From the listing that follows, extract every line and set it down unaltered.
**** Given data ****
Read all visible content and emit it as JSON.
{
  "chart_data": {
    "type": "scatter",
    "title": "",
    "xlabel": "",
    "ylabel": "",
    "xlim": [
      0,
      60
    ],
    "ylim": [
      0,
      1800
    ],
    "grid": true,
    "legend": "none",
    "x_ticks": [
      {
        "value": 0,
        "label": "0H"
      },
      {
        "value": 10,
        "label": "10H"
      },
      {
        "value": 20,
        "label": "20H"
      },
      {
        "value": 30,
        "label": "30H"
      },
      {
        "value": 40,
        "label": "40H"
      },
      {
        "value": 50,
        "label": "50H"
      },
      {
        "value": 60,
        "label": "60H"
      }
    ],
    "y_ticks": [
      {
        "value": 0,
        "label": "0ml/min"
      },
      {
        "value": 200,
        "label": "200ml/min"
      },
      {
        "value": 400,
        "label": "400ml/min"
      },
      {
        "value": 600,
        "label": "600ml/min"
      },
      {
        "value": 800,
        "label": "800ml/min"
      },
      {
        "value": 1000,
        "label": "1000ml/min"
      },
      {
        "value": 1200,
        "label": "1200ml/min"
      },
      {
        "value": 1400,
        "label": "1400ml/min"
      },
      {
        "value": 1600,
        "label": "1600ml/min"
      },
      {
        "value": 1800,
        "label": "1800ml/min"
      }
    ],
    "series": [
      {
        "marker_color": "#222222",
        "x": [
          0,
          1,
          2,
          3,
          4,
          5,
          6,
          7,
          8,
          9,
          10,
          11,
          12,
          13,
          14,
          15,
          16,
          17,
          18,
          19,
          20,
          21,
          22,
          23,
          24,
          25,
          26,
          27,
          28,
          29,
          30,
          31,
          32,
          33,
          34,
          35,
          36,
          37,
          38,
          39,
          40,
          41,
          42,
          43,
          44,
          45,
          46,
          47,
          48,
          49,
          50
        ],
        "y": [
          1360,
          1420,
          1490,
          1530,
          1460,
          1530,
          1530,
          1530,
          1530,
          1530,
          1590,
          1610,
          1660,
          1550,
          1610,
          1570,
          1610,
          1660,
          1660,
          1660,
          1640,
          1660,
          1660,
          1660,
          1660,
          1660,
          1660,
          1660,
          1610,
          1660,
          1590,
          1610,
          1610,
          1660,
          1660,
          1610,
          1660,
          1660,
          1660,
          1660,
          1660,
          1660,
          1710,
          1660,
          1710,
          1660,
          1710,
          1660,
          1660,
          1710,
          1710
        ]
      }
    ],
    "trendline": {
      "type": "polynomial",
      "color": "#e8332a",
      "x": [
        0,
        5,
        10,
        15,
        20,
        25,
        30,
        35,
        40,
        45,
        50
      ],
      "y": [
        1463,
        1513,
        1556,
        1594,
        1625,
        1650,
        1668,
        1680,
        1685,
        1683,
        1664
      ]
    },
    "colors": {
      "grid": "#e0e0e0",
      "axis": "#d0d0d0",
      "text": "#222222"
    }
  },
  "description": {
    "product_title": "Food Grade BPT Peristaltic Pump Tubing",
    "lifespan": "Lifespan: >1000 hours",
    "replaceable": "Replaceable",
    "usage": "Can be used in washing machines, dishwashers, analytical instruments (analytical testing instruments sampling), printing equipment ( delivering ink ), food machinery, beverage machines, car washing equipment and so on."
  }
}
****
## Answer in full
Read all visible content and emit it as JSON.
{
  "chart_data": {
    "type": "scatter",
    "title": "",
    "xlabel": "",
    "ylabel": "",
    "xlim": [
      0,
      60
    ],
    "ylim": [
      0,
      1800
    ],
    "grid": true,
    "legend": "none",
    "x_ticks": [
      {
        "value": 0,
        "label": "0H"
      },
      {
        "value": 10,
        "label": "10H"
      },
      {
        "value": 20,
        "label": "20H"
      },
      {
        "value": 30,
        "label": "30H"
      },
      {
        "value": 40,
        "label": "40H"
      },
      {
        "value": 50,
        "label": "50H"
      },
      {
        "value": 60,
        "label": "60H"
      }
    ],
    "y_ticks": [
      {
        "value": 0,
        "label": "0ml/min"
      },
      {
        "value": 200,
        "label": "200ml/min"
      },
      {
        "value": 400,
        "label": "400ml/min"
      },
      {
        "value": 600,
        "label": "600ml/min"
      },
      {
        "value": 800,
        "label": "800ml/min"
      },
      {
        "value": 1000,
        "label": "1000ml/min"
      },
      {
        "value": 1200,
        "label": "1200ml/min"
      },
      {
        "value": 1400,
        "label": "1400ml/min"
      },
      {
        "value": 1600,
        "label": "1600ml/min"
      },
      {
        "value": 1800,
        "label": "1800ml/min"
      }
    ],
    "series": [
      {
        "marker_color": "#222222",
        "x": [
          0,
          1,
          2,
          3,
          4,
          5,
          6,
          7,
          8,
          9,
          10,
          11,
          12,
          13,
          14,
          15,
          16,
          17,
          18,
          19,
          20,
          21,
          22,
          23,
          24,
          25,
          26,
          27,
          28,
          29,
          30,
          31,
          32,
          33,
          34,
          35,
          36,
          37,
          38,
          39,
          40,
          41,
          42,
          43,
          44,
          45,
          46,
          47,
          48,
          49,
          50
        ],
        "y": [
          1360,
          1420,
          1490,
          1530,
          1460,
          1530,
          1530,
          1530,
          1530,
          1530,
          1590,
          1610,
          1660,
          1550,
          1610,
          1570,
          1610,
          1660,
          1660,
          1660,
          1640,
          1660,
          1660,
          1660,
          1660,
          1660,
          1660,
          1660,
          1610,
          1660,
          1590,
          1610,
          1610,
          1660,
          1660,
          1610,
          1660,
          1660,
          1660,
          1660,
          1660,
          1660,
          1710,
          1660,
          1710,
          1660,
          1710,
          1660,
          1660,
          1710,
          1710
        ]
      }
    ],
    "trendline": {
      "type": "polynomial",
      "color": "#e8332a",
      "x": [
        0,
        5,
        10,
        15,
        20,
        25,
        30,
        35,
        40,
        45,
        50
      ],
      "y": [
        1463,
        1513,
        1556,
        1594,
        1625,
        1650,
        1668,
        1680,
        1685,
        1683,
        1664
      ]
    },
    "colors": {
      "grid": "#e0e0e0",
      "axis": "#d0d0d0",
      "text": "#222222"
    }
  },
  "description": {
    "product_title": "Food Grade BPT Peristaltic Pump Tubing",
    "lifespan": "Lifespan: >1000 hours",
    "replaceable": "Replaceable",
    "usage": "Can be used in washing machines, dishwashers, analytical instruments (analytical testing instruments sampling), printing equipment ( delivering ink ), food machinery, beverage machines, car washing equipment and so on."
  }
}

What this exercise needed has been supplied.